**SELECTED TEXT**
■ ■ ■ ■ ■ ■ ■

Blu Tuesday: Slackers, Hippies and More

Another week, another great selection of Blu-rays. It’s too bad that every month isn’t as prolific as this, because it would sure make my job a whole lot easier. Although there are a few missing titles as usual (like the awful found footage comedy “Project X,” the inspirational drama “Big Miracle,” and the latest seasons of the FX comedies “Louie” and “Wilfred”), you’re not really missing anything. And on that note, let’s get started.

“Jeff, Who Lives at Home”

The so-called mumblecore movement is an interesting approach to filmmaking, because a director never really knows what kind of movie he’s going to end up with until it’s completely finished; which is probably why the Duplass brothers’ latest film is so different from what most people expected. Though it certainly had the right ingredients for a great comedy, “Jeff, Who Lives at Home” is instead a surprisingly heartfelt and meditative dramedy about the importance of family and finding one’s place in the world. It may not be as funny as advertised, but thanks to some naturalistic performances by sitcom stars Jason Segel and Ed Helms (both of whom prove perfectly adept at drama), the film still works, albeit on a whole different level. Mark and Jay Duplass have always been more interested in getting good performances out of their actors than the story, and that’s never been more evident than it is here, because without their core cast, “Jeff, Who Lives at Home” would be an absolute bore.

Blu-ray Highlight: Believe it or not, Paramount’s Blu-ray release has no bonus material whatsoever. I’m not sure how that happened, but it’s a disappointment nonetheless.

“Wanderlust”

■ ■ ■ ■ ■ ■ ■

**STORED ROWS**
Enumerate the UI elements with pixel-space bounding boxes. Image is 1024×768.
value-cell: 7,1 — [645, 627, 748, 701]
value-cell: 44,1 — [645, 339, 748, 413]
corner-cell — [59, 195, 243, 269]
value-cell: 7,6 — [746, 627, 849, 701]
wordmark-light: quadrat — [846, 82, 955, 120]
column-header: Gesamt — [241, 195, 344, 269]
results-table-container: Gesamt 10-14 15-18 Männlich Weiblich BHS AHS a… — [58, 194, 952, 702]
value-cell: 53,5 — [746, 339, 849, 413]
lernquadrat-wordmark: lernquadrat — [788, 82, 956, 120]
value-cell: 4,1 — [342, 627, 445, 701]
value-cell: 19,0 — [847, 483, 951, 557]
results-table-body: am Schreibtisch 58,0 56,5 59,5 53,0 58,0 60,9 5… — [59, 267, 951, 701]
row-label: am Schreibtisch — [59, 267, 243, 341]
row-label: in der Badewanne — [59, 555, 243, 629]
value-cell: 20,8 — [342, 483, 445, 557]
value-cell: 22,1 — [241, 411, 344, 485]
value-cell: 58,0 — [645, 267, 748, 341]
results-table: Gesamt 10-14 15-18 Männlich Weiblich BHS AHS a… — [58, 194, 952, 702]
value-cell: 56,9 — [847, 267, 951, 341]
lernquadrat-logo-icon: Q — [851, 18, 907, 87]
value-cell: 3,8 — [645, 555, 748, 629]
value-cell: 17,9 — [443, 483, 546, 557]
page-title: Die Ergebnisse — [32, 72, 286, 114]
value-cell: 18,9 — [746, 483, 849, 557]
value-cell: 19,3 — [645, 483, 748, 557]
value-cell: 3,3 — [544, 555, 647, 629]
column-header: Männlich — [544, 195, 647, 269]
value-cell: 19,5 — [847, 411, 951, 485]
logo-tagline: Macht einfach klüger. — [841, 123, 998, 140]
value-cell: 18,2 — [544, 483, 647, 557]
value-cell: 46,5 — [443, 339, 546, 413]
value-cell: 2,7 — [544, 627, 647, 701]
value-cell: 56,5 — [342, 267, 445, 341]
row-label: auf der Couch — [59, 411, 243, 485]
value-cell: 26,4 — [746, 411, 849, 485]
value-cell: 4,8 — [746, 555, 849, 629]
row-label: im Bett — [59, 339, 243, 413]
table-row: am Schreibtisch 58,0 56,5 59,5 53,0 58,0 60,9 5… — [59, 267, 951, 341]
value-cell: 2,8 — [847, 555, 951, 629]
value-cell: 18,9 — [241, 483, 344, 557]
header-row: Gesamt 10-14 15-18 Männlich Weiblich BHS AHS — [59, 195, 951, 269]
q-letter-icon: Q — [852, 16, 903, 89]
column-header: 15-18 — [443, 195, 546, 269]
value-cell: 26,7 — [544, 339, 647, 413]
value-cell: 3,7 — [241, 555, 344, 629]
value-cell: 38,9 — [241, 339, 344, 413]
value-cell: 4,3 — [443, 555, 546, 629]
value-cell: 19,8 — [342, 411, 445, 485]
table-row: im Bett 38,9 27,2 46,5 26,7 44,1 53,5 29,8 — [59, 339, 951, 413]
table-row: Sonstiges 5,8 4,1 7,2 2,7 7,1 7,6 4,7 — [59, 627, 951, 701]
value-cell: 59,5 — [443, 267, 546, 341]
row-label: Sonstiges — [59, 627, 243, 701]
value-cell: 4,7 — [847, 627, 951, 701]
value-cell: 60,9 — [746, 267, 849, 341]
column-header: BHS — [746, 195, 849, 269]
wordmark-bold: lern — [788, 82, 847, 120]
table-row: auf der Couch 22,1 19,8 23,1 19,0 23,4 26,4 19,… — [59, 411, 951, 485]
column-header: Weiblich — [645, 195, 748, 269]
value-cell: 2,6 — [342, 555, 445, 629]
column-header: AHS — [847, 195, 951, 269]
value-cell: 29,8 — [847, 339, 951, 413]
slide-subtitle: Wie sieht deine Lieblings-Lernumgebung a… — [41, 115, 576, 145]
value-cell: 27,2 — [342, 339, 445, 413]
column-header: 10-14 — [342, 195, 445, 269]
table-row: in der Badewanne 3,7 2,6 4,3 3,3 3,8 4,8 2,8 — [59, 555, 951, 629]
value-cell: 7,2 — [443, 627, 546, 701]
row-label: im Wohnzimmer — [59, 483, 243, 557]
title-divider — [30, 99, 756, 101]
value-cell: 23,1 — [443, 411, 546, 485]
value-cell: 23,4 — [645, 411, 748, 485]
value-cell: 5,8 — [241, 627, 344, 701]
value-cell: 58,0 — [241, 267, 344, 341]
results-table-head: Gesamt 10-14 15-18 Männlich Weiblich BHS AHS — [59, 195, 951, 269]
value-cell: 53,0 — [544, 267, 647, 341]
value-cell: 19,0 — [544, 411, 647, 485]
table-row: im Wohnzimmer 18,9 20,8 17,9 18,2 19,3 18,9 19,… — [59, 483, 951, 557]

■ ■ ■ ■ ■ ■ ■

**EXERCISE REQUIREMENTS**
**A.** Output the passage of the Blu Tuesday review between "Blu Tuesday: Slackers, Hippies" and "let’s get started.", inclusive, copied word for word.
**B.** Finish out the next part of the Blu Tuesday review, picking up from where it stops.

**ANSWERS PROVIDED**
**A.**
Blu Tuesday: Slackers, Hippies and More

Another week, another great selection of Blu-rays. It’s too bad that every month isn’t as prolific as this, because it would sure make my job a whole lot easier. Although there are a few missing titles as usual (like the awful found footage comedy “Project X,” the inspirational drama “Big Miracle,” and the latest seasons of the FX comedies “Louie” and “Wilfred”), you’re not really missing anything. And on that note, let’s get started.

**B.**
I’ve never really understood the appeal of the David Wain-directed cult classic “Wet Hot American Summer,” so it’s no surprise that I didn’t like his latest comedy, because it feels like a more grown-up version of that film. Of course, just because the characters are more mature doesn’t mean that the humor isn’t still juvenile, and unless you’re a fan of Wain’s previous work, you probably won’t find much to laugh at here. Most of the supporting cast is wasted playing broad stereotypes that are weird just for the sake of being weird, while the script falls back on the same hippie clichés that we’ve seen many times before. Justin Theroux is one of the few actors who doesn’t completely embarrass himself as the alpha hippie who takes a liking to Jennifer Aniston’s closeted free spirit, and Paul Rudd has a few moments of improv genius, but it’s not enough. Though the film shows some promise early on, “Wanderlust” stalls out almost as soon as Rudd and Aniston’s characters arrive at the commune, and once Wain backs himself into that corner, it’s a lost cause.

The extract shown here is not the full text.